* _Exercise directions_
Repeat the data verbatim.

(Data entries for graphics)
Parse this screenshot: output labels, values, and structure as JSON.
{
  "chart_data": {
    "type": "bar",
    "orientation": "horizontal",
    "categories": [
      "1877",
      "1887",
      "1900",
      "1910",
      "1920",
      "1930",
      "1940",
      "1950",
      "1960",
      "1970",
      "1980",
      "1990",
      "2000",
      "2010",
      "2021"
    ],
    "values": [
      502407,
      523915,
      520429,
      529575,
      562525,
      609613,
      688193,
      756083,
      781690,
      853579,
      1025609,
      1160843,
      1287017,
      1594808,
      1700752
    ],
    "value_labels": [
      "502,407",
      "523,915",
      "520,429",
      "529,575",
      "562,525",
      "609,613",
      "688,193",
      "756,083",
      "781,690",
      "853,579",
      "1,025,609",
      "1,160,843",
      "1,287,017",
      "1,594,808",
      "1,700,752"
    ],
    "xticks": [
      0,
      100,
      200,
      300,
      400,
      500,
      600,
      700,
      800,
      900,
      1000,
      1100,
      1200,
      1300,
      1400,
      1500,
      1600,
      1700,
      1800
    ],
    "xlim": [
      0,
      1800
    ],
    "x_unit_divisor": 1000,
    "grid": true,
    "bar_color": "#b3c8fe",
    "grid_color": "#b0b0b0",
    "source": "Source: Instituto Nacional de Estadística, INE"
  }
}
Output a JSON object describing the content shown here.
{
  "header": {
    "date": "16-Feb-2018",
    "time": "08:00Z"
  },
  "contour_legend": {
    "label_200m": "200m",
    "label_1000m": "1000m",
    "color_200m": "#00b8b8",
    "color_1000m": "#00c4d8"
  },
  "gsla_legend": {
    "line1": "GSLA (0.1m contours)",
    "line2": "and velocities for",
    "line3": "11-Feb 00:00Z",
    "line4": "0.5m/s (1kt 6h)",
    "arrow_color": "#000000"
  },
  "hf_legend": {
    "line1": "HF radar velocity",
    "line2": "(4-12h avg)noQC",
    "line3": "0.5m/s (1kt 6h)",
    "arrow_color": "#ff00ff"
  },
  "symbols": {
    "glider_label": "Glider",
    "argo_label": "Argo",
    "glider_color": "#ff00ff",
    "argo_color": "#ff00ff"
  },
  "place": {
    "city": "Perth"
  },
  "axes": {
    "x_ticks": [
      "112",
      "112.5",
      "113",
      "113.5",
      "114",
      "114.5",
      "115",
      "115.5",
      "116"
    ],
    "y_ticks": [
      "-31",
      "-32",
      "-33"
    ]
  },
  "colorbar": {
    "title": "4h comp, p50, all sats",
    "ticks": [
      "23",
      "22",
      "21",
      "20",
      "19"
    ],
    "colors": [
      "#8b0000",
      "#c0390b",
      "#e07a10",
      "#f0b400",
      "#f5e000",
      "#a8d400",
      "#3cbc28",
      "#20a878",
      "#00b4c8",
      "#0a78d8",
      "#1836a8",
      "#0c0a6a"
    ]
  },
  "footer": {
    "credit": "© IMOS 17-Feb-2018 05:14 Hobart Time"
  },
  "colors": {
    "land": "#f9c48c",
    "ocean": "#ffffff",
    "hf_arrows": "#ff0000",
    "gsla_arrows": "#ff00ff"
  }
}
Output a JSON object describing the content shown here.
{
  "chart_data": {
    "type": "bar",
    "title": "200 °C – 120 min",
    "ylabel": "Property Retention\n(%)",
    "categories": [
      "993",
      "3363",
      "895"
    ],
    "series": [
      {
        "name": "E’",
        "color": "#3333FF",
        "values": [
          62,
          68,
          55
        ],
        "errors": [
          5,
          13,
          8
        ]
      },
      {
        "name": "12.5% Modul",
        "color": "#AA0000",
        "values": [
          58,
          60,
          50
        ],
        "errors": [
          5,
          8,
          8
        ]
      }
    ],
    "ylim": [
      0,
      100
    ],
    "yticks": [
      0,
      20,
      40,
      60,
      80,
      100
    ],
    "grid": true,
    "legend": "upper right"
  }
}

* _Output below_
Parse this screenshot: output labels, values, and structure as JSON.
{
  "chart_data": {
    "type": "bar",
    "orientation": "horizontal",
    "categories": [
      "1877",
      "1887",
      "1900",
      "1910",
      "1920",
      "1930",
      "1940",
      "1950",
      "1960",
      "1970",
      "1980",
      "1990",
      "2000",
      "2010",
      "2021"
    ],
    "values": [
      502407,
      523915,
      520429,
      529575,
      562525,
      609613,
      688193,
      756083,
      781690,
      853579,
      1025609,
      1160843,
      1287017,
      1594808,
      1700752
    ],
    "value_labels": [
      "502,407",
      "523,915",
      "520,429",
      "529,575",
      "562,525",
      "609,613",
      "688,193",
      "756,083",
      "781,690",
      "853,579",
      "1,025,609",
      "1,160,843",
      "1,287,017",
      "1,594,808",
      "1,700,752"
    ],
    "xticks": [
      0,
      100,
      200,
      300,
      400,
      500,
      600,
      700,
      800,
      900,
      1000,
      1100,
      1200,
      1300,
      1400,
      1500,
      1600,
      1700,
      1800
    ],
    "xlim": [
      0,
      1800
    ],
    "x_unit_divisor": 1000,
    "grid": true,
    "bar_color": "#b3c8fe",
    "grid_color": "#b0b0b0",
    "source": "Source: Instituto Nacional de Estadística, INE"
  }
}
Output a JSON object describing the content shown here.
{
  "header": {
    "date": "16-Feb-2018",
    "time": "08:00Z"
  },
  "contour_legend": {
    "label_200m": "200m",
    "label_1000m": "1000m",
    "color_200m": "#00b8b8",
    "color_1000m": "#00c4d8"
  },
  "gsla_legend": {
    "line1": "GSLA (0.1m contours)",
    "line2": "and velocities for",
    "line3": "11-Feb 00:00Z",
    "line4": "0.5m/s (1kt 6h)",
    "arrow_color": "#000000"
  },
  "hf_legend": {
    "line1": "HF radar velocity",
    "line2": "(4-12h avg)noQC",
    "line3": "0.5m/s (1kt 6h)",
    "arrow_color": "#ff00ff"
  },
  "symbols": {
    "glider_label": "Glider",
    "argo_label": "Argo",
    "glider_color": "#ff00ff",
    "argo_color": "#ff00ff"
  },
  "place": {
    "city": "Perth"
  },
  "axes": {
    "x_ticks": [
      "112",
      "112.5",
      "113",
      "113.5",
      "114",
      "114.5",
      "115",
      "115.5",
      "116"
    ],
    "y_ticks": [
      "-31",
      "-32",
      "-33"
    ]
  },
  "colorbar": {
    "title": "4h comp, p50, all sats",
    "ticks": [
      "23",
      "22",
      "21",
      "20",
      "19"
    ],
    "colors": [
      "#8b0000",
      "#c0390b",
      "#e07a10",
      "#f0b400",
      "#f5e000",
      "#a8d400",
      "#3cbc28",
      "#20a878",
      "#00b4c8",
      "#0a78d8",
      "#1836a8",
      "#0c0a6a"
    ]
  },
  "footer": {
    "credit": "© IMOS 17-Feb-2018 05:14 Hobart Time"
  },
  "colors": {
    "land": "#f9c48c",
    "ocean": "#ffffff",
    "hf_arrows": "#ff0000",
    "gsla_arrows": "#ff00ff"
  }
}
Output a JSON object describing the content shown here.
{
  "chart_data": {
    "type": "bar",
    "title": "200 °C – 120 min",
    "ylabel": "Property Retention\n(%)",
    "categories": [
      "993",
      "3363",
      "895"
    ],
    "series": [
      {
        "name": "E’",
        "color": "#3333FF",
        "values": [
          62,
          68,
          55
        ],
        "errors": [
          5,
          13,
          8
        ]
      },
      {
        "name": "12.5% Modul",
        "color": "#AA0000",
        "values": [
          58,
          60,
          50
        ],
        "errors": [
          5,
          8,
          8
        ]
      }
    ],
    "ylim": [
      0,
      100
    ],
    "yticks": [
      0,
      20,
      40,
      60,
      80,
      100
    ],
    "grid": true,
    "legend": "upper right"
  }
}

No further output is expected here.